Qué ganas tenía de ver "Ha nacido una estrella". Ese Bradley Cooper: qué guapo, qué mirada, qué cuerpazo. Sí, confieso mi superficialidad sin justificarme. Regodearse en la belleza es un placer, ya sea en un museo o en la gran pantalla. La presencia de Lady Gaga me producía más curiosidad que otra cosa. La diva sin adornos, vamos a ver cómo luce. No voy a desgranar aquí la película, eso lo hacen otros mucho mejor que yo. Es el tercer remake sobre el mismo tema, nada nuevo bajo el sol, aparte de una banda sonora que no puedo dejar de escuchar desde hace tres días y una reflexión que, seguramente, es producto de la edad y de la tranquilidad que da haberla visto en plenas vacaciones.

Regusto tristón al salir del cine y un gran interrogante ante la facilidad pasmosa con la que ella se mete en la boca del lobo a sabiendas, sin casco, sin armadura y sin paracaídas. Él es un borracho. Guapo y famoso, sí, pero alcohólico perdido. Y ella se lanza a vivir ese amor salvaje como si no hubiera un mañana. Yo me lío con este y sálvese quien pueda.

Crónica de un desastre anunciado.

Según escribo, recuerdo la historia de aquella amiga, y aquella otra, y a aquel colega al que, por mucho que advertí, no logré salvar de la debacle emocional. Supongo que al lector le pasará lo mismo. Porque a nadie le vacunan contra la creencia de que, a base de entregar amor a granel, lograrás que el otro cambie.

En el fondo de sus entresijos ella (o las ellas y ellos) piensa que no merece nada mejor. Quizás si él no bebiera como un cosaco, no se ¿enamoraría? de una tía que no está buena tan buena como él. Ella se siente inmensamente afortunada porque ese tío talentoso se muere por sus huesecillos. Da igual si ese amor supercalifragilístico se asienta sobre litros de whisky, o de drogas, o de cualquier otra adicción. Ella acaba siendo adicta a él, a su dependencia, al hecho de que él, en lugar de quererla, la necesita.

Si le apoyo incondicionalmente no podrá vivir sin mí, no me dejará. Un juego extraño en el que ella quiere salvarlo de su mierda, pero temerosa de que, cuando desaparezca el vicio, también lo hará el amor majara. Y con la ruptura llegaría una libertad para la que no está preparada, un vértigo paralizante. Nunca es buen momento para dejarlo, porque no puede hacerle eso ahora, porque le ha prometido que va a cambiar, porque es el amor de su vida. Como si eso existiera. Lo de que la felicidad depende de uno mismo es de escépticos, de cínicos, de poco románticos. Las medias naranjas existen, por muy podridas que estén. Y punto.

La baja autoestima y el convencimiento de que podemos controlar las emociones de los demás a golpe de sacrificio extremo nos joden la vida a base de bien. Me voy a ganar el cielo por entregarme sin condición a este amor mágico, pase lo que pase, en la salud y en la enfermedad, en la locura y en la autodestrucción. Yo me alieno y santas pascuas.

El cine, la literatura y la música han alimentado los dramones amorosos desde hace siglos. No hay más que recordar la no tan antigua "Sin ti no soy nada" de Amaral, o cualquier bolero. Qué fue primero, el huevo o la gallina, la disfuncionalidad o la canción, nadie lo sabe. No hay finales felices para esas tragedias, en el mejor de los casos solo pierdes años de tu vida y felicidad. En el peor, te quedas ahí anclado, destruido por los siglos de los siglos.

Ni que decir tiene que nos hemos enamorado de Bradley, del talento de la Gaga. Nos hemos enredado en esa pasión desbordante. Menos mal que, para algunos, la locura dura lo que las palomitas.
....
■ Requisitos del ejercicio
1: Cita el texto sobre «Ha nacido una estrella» comenzando por "Regusto tristón al" y siguiendo hasta "un desastre anunciado.".
2: Resume en dos oraciones el texto sobre «Ha nacido una estrella».

■ Datos para revisar
....
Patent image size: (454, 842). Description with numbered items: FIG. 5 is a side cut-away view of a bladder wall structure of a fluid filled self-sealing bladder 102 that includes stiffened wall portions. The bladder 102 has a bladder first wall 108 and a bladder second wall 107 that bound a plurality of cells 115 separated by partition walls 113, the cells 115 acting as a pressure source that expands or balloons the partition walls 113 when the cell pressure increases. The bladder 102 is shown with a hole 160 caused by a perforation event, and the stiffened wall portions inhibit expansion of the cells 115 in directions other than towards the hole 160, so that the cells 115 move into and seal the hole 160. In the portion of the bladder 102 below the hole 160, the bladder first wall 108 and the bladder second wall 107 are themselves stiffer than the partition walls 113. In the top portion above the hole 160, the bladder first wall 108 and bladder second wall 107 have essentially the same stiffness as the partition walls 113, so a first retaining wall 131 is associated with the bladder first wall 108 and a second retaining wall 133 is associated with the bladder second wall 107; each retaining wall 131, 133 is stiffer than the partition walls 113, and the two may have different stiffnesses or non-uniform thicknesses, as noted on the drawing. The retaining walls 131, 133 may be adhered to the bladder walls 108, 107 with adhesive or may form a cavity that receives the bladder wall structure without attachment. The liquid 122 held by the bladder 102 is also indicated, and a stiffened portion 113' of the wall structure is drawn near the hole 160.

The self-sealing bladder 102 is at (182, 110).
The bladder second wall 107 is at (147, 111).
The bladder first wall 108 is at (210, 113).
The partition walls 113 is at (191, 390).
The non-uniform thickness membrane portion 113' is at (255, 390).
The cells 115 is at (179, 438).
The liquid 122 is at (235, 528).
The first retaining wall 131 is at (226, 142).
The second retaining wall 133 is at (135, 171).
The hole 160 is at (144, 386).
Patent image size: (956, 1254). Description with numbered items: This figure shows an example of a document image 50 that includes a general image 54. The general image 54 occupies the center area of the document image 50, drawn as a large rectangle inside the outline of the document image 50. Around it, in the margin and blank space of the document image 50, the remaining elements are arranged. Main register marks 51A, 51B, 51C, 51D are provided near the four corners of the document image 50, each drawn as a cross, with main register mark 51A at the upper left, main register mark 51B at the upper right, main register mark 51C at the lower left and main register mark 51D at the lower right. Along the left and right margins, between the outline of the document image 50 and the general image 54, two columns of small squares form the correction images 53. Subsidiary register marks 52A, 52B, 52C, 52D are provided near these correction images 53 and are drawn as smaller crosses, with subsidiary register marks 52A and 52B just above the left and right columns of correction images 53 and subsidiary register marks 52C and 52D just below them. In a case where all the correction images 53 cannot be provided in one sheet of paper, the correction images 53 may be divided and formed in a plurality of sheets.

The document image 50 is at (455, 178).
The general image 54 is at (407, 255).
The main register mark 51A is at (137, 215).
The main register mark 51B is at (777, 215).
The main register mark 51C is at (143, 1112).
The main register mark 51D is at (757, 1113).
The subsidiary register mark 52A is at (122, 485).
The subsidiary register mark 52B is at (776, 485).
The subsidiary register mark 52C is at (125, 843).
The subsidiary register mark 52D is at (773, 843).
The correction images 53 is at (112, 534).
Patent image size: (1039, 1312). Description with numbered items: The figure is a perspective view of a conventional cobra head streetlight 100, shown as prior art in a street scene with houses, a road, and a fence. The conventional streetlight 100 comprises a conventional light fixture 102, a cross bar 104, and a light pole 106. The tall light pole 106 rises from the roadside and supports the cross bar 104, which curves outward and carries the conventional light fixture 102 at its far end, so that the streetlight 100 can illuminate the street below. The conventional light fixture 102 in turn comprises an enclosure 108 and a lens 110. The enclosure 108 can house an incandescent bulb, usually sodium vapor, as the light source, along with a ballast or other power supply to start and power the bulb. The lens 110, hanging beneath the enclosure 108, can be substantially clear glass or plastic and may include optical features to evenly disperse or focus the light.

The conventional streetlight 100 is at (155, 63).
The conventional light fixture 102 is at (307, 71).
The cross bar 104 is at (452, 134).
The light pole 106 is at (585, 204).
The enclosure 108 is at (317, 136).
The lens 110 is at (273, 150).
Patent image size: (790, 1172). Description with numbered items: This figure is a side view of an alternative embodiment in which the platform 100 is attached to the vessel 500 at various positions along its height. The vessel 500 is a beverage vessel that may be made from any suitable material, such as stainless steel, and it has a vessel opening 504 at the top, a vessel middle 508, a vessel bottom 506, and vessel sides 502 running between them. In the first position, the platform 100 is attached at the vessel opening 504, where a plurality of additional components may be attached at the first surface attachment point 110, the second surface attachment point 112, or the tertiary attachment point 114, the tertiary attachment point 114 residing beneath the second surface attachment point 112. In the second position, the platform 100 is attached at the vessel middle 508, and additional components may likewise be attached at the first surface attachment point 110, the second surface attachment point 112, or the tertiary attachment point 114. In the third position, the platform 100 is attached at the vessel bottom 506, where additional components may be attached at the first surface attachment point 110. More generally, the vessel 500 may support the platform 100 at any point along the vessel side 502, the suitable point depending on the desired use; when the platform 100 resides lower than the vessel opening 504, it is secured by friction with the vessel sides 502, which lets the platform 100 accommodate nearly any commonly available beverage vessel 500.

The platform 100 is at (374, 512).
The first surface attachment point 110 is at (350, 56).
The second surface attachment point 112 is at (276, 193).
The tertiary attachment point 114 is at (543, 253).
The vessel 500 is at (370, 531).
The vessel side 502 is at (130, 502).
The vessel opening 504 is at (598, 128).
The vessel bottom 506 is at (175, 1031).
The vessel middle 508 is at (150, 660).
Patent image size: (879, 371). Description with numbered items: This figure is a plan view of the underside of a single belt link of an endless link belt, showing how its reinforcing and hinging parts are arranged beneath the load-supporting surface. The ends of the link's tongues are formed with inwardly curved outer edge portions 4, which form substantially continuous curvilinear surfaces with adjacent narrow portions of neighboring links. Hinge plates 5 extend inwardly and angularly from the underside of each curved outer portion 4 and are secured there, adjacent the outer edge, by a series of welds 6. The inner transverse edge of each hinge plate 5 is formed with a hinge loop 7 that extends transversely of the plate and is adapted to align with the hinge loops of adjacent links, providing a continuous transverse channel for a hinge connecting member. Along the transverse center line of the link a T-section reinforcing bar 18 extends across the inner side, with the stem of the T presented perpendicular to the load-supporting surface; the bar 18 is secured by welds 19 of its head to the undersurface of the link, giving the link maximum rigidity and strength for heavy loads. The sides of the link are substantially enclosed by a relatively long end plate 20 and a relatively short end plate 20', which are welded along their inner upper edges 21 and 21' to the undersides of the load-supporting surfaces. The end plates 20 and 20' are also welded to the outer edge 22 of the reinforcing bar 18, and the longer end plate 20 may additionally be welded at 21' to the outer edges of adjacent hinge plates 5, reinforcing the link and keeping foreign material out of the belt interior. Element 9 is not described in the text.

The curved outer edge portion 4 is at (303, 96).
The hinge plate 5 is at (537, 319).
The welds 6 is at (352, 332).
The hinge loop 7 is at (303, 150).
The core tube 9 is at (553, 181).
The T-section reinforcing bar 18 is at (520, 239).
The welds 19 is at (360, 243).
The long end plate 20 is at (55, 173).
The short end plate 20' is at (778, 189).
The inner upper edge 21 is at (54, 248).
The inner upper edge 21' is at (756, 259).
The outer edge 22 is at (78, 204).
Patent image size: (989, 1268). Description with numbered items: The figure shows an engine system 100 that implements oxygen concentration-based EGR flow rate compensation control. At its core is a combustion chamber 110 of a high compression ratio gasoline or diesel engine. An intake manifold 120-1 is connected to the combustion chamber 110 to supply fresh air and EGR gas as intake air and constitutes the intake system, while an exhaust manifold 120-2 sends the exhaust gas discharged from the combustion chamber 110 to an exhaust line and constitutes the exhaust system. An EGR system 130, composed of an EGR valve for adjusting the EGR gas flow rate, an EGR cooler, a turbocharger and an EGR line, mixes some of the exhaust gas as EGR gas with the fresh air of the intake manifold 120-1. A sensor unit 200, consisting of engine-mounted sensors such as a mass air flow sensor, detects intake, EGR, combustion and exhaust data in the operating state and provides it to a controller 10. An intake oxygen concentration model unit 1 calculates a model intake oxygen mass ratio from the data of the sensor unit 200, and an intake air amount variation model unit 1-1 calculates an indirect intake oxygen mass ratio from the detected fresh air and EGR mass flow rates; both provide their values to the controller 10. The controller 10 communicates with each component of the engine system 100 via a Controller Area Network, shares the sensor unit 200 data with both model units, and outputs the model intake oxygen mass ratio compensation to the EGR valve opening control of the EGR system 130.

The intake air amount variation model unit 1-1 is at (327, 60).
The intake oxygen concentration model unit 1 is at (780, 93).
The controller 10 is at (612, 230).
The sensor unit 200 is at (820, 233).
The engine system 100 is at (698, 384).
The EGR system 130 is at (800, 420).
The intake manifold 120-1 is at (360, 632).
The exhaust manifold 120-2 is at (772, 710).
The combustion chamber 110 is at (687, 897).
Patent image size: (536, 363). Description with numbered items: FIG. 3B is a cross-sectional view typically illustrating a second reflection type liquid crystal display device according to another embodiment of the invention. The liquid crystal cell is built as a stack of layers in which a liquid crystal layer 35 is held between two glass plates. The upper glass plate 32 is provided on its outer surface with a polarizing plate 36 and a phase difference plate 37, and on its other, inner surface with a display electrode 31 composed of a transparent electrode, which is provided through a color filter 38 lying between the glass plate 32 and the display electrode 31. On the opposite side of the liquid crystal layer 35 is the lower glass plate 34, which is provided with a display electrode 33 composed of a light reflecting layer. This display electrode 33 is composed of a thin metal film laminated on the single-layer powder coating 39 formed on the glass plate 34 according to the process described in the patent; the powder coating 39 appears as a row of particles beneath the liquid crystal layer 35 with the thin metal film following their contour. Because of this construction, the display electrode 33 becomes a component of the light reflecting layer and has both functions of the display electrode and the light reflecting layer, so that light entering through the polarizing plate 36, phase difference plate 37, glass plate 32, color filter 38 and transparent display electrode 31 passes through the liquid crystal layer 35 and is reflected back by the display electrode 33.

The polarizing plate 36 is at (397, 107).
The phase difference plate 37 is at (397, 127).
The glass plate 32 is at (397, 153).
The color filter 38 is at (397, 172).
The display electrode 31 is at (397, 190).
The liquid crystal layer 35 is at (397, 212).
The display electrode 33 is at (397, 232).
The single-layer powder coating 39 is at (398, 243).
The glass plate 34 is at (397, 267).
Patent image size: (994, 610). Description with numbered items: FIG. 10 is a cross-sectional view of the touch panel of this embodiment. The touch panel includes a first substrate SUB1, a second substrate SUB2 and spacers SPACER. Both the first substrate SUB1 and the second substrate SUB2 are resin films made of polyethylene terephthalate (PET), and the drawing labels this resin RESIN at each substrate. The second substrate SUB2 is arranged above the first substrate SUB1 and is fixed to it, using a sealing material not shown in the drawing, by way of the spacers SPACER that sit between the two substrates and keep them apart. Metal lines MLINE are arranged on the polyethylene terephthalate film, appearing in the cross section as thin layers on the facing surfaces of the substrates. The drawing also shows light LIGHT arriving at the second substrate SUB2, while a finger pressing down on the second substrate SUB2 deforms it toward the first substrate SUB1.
....
■ Resultados por tarea
1:
Regusto tristón al salir del cine y un gran interrogante ante la facilidad pasmosa con la que ella se mete en la boca del lobo a sabiendas, sin casco, sin armadura y sin paracaídas. Él es un borracho. Guapo y famoso, sí, pero alcohólico perdido. Y ella se lanza a vivir ese amor salvaje como si no hubiera un mañana. Yo me lío con este y sálvese quien pueda.

Crónica de un desastre anunciado.

2: La película deja un regusto triste por la facilidad con que ella se lanza a un amor salvaje con un hombre alcohólico, algo que trae al recuerdo casos de amigos y de un colega. La baja autoestima y la creencia de que el sacrificio extremo permite controlar las emociones de los demás arruinan la vida, y el cine, la literatura y la música llevan siglos alimentando esos dramas amorosos sin final feliz.